(Some records)

_ _ _

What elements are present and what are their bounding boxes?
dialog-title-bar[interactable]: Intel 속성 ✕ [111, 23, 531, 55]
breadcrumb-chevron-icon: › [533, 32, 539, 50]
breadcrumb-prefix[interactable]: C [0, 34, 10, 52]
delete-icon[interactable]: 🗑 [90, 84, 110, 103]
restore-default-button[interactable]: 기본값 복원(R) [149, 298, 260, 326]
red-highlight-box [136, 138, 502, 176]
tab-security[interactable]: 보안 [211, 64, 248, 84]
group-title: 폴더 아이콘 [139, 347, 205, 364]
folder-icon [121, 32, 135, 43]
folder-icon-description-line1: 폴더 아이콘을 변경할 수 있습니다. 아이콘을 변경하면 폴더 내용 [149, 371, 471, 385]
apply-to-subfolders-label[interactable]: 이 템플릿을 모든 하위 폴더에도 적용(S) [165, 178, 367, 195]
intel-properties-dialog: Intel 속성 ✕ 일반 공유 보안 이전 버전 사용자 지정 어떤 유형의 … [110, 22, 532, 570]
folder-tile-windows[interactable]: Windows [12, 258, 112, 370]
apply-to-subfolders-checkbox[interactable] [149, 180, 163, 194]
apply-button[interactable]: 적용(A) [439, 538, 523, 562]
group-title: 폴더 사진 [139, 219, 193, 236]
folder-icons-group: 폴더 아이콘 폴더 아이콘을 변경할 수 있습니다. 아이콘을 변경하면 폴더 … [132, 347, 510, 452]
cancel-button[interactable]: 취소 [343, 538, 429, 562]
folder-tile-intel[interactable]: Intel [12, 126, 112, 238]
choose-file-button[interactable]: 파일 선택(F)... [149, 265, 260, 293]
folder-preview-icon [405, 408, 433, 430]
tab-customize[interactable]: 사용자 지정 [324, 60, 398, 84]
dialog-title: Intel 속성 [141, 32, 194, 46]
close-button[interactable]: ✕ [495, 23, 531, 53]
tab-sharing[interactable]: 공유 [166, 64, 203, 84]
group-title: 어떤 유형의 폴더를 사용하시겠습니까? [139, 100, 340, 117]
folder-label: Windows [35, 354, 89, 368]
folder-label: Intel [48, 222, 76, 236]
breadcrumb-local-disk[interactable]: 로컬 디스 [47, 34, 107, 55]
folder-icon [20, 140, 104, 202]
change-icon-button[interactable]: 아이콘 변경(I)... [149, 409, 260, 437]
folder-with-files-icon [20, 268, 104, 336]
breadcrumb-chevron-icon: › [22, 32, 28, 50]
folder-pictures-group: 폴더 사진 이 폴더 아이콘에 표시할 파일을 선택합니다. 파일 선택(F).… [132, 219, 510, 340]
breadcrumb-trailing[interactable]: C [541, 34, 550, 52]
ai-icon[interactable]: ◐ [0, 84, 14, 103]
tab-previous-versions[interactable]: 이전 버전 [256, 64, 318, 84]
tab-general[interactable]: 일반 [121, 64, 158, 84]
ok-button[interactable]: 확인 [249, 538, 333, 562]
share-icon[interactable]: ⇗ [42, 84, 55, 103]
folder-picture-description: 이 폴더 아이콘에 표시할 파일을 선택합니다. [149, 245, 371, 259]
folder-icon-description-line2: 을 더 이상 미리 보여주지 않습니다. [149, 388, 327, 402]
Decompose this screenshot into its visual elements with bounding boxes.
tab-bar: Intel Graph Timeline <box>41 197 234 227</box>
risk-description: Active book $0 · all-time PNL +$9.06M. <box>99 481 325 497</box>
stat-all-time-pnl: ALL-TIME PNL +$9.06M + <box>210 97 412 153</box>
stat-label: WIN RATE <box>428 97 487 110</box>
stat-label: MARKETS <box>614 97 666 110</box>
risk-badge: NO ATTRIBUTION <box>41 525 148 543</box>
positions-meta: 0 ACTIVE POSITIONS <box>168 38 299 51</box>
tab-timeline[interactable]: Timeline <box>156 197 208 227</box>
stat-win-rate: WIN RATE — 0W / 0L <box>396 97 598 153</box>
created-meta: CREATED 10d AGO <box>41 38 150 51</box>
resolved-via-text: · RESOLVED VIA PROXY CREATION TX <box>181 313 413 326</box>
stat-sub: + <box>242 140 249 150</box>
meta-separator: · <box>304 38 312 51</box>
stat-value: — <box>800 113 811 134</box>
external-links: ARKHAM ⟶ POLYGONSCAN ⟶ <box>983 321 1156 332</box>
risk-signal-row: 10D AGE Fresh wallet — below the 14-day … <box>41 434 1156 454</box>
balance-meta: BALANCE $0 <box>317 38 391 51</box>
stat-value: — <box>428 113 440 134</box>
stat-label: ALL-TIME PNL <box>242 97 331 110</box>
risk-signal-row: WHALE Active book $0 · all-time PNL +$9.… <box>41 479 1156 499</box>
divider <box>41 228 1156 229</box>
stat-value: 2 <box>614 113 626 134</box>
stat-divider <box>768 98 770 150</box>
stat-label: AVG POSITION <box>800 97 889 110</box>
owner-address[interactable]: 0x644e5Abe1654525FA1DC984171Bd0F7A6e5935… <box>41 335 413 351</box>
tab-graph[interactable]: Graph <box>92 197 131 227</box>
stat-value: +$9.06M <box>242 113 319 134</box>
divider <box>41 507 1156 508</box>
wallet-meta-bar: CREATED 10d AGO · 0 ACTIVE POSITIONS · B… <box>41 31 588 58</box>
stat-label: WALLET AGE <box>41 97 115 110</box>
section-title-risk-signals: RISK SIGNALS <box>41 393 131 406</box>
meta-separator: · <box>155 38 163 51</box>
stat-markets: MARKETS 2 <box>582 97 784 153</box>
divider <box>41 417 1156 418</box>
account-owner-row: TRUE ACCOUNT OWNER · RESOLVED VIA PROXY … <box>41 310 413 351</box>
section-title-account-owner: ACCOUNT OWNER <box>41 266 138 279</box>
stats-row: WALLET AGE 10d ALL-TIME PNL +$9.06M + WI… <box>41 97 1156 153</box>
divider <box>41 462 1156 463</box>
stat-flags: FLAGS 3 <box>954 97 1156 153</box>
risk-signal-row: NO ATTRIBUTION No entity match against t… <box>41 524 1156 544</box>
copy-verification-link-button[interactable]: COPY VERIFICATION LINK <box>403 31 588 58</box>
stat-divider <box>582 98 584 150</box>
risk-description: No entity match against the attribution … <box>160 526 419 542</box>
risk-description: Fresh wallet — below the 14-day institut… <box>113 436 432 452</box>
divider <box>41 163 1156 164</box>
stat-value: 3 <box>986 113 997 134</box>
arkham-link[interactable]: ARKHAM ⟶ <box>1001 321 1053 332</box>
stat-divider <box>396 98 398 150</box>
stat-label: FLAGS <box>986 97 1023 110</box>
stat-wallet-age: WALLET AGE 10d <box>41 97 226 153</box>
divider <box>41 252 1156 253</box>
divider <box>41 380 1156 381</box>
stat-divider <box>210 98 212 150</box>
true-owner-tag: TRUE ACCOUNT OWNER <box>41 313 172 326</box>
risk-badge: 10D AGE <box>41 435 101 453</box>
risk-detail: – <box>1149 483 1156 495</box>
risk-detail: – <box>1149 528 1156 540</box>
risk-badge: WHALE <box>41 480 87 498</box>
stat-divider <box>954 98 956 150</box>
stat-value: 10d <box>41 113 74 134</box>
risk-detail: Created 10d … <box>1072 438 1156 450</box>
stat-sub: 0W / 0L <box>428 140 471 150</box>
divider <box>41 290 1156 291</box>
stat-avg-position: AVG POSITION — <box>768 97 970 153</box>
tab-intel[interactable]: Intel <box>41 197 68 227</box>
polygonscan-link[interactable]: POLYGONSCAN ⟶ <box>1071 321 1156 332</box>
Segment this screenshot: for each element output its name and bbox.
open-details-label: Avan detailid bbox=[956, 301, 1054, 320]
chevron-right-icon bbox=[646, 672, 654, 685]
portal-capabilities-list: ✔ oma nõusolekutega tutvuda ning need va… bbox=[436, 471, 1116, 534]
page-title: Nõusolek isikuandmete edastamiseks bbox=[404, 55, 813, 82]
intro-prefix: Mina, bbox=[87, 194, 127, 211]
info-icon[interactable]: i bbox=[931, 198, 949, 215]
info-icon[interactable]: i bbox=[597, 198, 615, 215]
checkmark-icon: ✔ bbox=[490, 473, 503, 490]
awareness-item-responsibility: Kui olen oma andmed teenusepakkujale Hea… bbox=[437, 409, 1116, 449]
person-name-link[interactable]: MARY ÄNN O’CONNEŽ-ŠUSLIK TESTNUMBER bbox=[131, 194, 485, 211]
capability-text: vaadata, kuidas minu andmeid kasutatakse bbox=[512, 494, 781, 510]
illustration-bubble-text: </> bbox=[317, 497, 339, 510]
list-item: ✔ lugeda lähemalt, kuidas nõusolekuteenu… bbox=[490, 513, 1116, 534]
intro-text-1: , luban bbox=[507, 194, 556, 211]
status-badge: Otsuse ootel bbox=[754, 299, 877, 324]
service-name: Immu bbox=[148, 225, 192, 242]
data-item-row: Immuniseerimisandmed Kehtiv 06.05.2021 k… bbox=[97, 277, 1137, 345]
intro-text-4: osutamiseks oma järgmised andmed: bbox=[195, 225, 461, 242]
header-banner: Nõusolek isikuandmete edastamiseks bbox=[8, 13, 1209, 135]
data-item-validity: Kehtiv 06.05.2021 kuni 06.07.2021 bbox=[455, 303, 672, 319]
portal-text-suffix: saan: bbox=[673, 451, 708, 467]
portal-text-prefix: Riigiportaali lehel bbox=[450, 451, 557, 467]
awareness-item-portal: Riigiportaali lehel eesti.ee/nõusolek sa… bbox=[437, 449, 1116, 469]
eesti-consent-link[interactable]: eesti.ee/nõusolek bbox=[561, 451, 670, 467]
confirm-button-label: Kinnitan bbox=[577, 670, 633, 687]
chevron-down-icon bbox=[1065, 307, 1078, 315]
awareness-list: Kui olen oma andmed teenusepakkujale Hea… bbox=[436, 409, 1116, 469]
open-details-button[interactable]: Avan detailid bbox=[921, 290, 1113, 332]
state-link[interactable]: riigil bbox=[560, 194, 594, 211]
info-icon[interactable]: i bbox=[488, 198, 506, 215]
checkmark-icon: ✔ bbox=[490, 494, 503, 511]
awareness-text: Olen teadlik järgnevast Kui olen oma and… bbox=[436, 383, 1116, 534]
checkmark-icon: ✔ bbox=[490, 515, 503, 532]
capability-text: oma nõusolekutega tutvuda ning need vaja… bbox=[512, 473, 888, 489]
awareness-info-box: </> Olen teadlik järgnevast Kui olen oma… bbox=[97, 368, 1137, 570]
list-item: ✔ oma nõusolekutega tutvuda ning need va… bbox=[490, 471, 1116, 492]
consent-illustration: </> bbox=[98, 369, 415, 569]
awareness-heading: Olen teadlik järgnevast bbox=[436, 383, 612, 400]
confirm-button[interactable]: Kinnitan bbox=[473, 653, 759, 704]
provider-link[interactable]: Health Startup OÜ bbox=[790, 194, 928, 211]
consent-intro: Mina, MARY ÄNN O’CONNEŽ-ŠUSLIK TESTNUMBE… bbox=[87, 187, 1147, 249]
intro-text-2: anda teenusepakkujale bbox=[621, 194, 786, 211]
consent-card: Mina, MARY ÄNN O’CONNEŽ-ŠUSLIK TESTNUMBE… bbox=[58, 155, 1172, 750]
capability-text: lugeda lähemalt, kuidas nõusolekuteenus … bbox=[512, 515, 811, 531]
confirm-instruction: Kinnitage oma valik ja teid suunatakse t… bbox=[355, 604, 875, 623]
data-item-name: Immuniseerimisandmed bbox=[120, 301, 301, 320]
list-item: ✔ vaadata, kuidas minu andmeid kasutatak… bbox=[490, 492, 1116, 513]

_ _ _

Written problem:
Pick out every line of the records above that contains the string "Riigiportaali" and copy each one in full. Case counts.

Result of this task:
portal-text-prefix: Riigiportaali lehel bbox=[450, 451, 557, 467]
awareness-item-portal: Riigiportaali lehel eesti.ee/nõusolek sa… bbox=[437, 449, 1116, 469]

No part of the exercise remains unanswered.